Supplied entries:
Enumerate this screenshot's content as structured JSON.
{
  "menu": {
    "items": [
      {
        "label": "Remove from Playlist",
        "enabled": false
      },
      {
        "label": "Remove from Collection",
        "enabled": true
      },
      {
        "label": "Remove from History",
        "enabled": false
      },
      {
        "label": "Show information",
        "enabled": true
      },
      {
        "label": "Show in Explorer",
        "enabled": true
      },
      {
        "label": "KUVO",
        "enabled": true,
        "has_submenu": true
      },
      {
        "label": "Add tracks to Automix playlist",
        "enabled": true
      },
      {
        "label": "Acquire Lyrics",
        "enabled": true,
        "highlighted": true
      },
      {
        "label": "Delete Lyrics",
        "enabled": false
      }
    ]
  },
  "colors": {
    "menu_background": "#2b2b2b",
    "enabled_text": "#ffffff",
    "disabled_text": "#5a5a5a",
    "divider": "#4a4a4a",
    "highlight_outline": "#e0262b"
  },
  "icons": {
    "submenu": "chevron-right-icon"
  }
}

Task directions: Reproduce the listing above word for word.

Result:
Enumerate this screenshot's content as structured JSON.
{
  "menu": {
    "items": [
      {
        "label": "Remove from Playlist",
        "enabled": false
      },
      {
        "label": "Remove from Collection",
        "enabled": true
      },
      {
        "label": "Remove from History",
        "enabled": false
      },
      {
        "label": "Show information",
        "enabled": true
      },
      {
        "label": "Show in Explorer",
        "enabled": true
      },
      {
        "label": "KUVO",
        "enabled": true,
        "has_submenu": true
      },
      {
        "label": "Add tracks to Automix playlist",
        "enabled": true
      },
      {
        "label": "Acquire Lyrics",
        "enabled": true,
        "highlighted": true
      },
      {
        "label": "Delete Lyrics",
        "enabled": false
      }
    ]
  },
  "colors": {
    "menu_background": "#2b2b2b",
    "enabled_text": "#ffffff",
    "disabled_text": "#5a5a5a",
    "divider": "#4a4a4a",
    "highlight_outline": "#e0262b"
  },
  "icons": {
    "submenu": "chevron-right-icon"
  }
}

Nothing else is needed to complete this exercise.